Word for word, retype every entry in the listing.

------------------------------------------------

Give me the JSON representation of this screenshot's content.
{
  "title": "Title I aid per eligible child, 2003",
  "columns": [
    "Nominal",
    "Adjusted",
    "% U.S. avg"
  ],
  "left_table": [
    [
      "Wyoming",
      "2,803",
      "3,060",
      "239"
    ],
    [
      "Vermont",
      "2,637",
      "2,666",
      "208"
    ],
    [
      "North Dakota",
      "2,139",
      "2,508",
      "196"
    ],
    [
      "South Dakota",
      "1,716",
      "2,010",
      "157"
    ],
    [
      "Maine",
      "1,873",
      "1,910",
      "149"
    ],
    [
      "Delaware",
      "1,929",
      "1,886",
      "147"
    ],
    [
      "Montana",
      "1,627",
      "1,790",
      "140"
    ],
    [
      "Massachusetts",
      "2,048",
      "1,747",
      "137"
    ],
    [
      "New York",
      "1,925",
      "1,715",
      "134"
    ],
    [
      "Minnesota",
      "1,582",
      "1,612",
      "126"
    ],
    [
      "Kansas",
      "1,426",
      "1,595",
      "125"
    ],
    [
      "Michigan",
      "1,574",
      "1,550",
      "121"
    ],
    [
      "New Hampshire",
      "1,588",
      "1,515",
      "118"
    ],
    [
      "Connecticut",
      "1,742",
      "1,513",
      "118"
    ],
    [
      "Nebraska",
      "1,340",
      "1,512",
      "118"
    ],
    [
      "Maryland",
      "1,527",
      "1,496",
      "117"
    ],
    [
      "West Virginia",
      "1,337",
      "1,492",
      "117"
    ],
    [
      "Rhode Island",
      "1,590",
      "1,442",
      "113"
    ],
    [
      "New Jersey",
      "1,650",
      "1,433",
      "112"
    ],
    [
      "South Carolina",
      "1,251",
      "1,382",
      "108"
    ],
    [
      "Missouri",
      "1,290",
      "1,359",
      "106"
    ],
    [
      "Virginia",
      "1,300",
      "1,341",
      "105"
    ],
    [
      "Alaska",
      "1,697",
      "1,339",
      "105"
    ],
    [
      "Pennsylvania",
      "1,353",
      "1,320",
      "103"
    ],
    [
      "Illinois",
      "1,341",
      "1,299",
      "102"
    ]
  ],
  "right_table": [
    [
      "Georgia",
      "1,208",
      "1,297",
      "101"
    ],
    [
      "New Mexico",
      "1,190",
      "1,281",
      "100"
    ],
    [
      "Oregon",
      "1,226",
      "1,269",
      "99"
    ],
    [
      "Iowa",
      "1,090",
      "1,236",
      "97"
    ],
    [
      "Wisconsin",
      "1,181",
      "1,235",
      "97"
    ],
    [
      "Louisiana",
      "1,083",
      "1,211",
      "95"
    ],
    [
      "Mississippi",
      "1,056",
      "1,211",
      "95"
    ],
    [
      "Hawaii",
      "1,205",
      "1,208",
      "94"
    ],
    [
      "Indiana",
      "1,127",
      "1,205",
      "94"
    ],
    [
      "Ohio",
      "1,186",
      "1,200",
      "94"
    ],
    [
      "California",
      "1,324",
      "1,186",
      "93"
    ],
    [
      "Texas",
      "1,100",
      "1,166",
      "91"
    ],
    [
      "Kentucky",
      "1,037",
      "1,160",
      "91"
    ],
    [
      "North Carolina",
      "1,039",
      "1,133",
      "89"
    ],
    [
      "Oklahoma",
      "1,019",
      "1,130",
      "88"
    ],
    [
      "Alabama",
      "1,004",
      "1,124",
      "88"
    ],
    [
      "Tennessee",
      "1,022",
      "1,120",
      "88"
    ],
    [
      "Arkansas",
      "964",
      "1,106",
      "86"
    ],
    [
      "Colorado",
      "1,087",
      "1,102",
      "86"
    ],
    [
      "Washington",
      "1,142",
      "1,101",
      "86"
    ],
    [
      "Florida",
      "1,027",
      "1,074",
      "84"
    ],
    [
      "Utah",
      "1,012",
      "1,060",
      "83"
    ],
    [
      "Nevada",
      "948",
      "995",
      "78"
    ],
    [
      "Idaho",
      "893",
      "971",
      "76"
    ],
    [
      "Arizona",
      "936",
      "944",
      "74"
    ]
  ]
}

------------------------------------------------

■ The output ■
Give me the JSON representation of this screenshot's content.
{
  "title": "Title I aid per eligible child, 2003",
  "columns": [
    "Nominal",
    "Adjusted",
    "% U.S. avg"
  ],
  "left_table": [
    [
      "Wyoming",
      "2,803",
      "3,060",
      "239"
    ],
    [
      "Vermont",
      "2,637",
      "2,666",
      "208"
    ],
    [
      "North Dakota",
      "2,139",
      "2,508",
      "196"
    ],
    [
      "South Dakota",
      "1,716",
      "2,010",
      "157"
    ],
    [
      "Maine",
      "1,873",
      "1,910",
      "149"
    ],
    [
      "Delaware",
      "1,929",
      "1,886",
      "147"
    ],
    [
      "Montana",
      "1,627",
      "1,790",
      "140"
    ],
    [
      "Massachusetts",
      "2,048",
      "1,747",
      "137"
    ],
    [
      "New York",
      "1,925",
      "1,715",
      "134"
    ],
    [
      "Minnesota",
      "1,582",
      "1,612",
      "126"
    ],
    [
      "Kansas",
      "1,426",
      "1,595",
      "125"
    ],
    [
      "Michigan",
      "1,574",
      "1,550",
      "121"
    ],
    [
      "New Hampshire",
      "1,588",
      "1,515",
      "118"
    ],
    [
      "Connecticut",
      "1,742",
      "1,513",
      "118"
    ],
    [
      "Nebraska",
      "1,340",
      "1,512",
      "118"
    ],
    [
      "Maryland",
      "1,527",
      "1,496",
      "117"
    ],
    [
      "West Virginia",
      "1,337",
      "1,492",
      "117"
    ],
    [
      "Rhode Island",
      "1,590",
      "1,442",
      "113"
    ],
    [
      "New Jersey",
      "1,650",
      "1,433",
      "112"
    ],
    [
      "South Carolina",
      "1,251",
      "1,382",
      "108"
    ],
    [
      "Missouri",
      "1,290",
      "1,359",
      "106"
    ],
    [
      "Virginia",
      "1,300",
      "1,341",
      "105"
    ],
    [
      "Alaska",
      "1,697",
      "1,339",
      "105"
    ],
    [
      "Pennsylvania",
      "1,353",
      "1,320",
      "103"
    ],
    [
      "Illinois",
      "1,341",
      "1,299",
      "102"
    ]
  ],
  "right_table": [
    [
      "Georgia",
      "1,208",
      "1,297",
      "101"
    ],
    [
      "New Mexico",
      "1,190",
      "1,281",
      "100"
    ],
    [
      "Oregon",
      "1,226",
      "1,269",
      "99"
    ],
    [
      "Iowa",
      "1,090",
      "1,236",
      "97"
    ],
    [
      "Wisconsin",
      "1,181",
      "1,235",
      "97"
    ],
    [
      "Louisiana",
      "1,083",
      "1,211",
      "95"
    ],
    [
      "Mississippi",
      "1,056",
      "1,211",
      "95"
    ],
    [
      "Hawaii",
      "1,205",
      "1,208",
      "94"
    ],
    [
      "Indiana",
      "1,127",
      "1,205",
      "94"
    ],
    [
      "Ohio",
      "1,186",
      "1,200",
      "94"
    ],
    [
      "California",
      "1,324",
      "1,186",
      "93"
    ],
    [
      "Texas",
      "1,100",
      "1,166",
      "91"
    ],
    [
      "Kentucky",
      "1,037",
      "1,160",
      "91"
    ],
    [
      "North Carolina",
      "1,039",
      "1,133",
      "89"
    ],
    [
      "Oklahoma",
      "1,019",
      "1,130",
      "88"
    ],
    [
      "Alabama",
      "1,004",
      "1,124",
      "88"
    ],
    [
      "Tennessee",
      "1,022",
      "1,120",
      "88"
    ],
    [
      "Arkansas",
      "964",
      "1,106",
      "86"
    ],
    [
      "Colorado",
      "1,087",
      "1,102",
      "86"
    ],
    [
      "Washington",
      "1,142",
      "1,101",
      "86"
    ],
    [
      "Florida",
      "1,027",
      "1,074",
      "84"
    ],
    [
      "Utah",
      "1,012",
      "1,060",
      "83"
    ],
    [
      "Nevada",
      "948",
      "995",
      "78"
    ],
    [
      "Idaho",
      "893",
      "971",
      "76"
    ],
    [
      "Arizona",
      "936",
      "944",
      "74"
    ]
  ]
}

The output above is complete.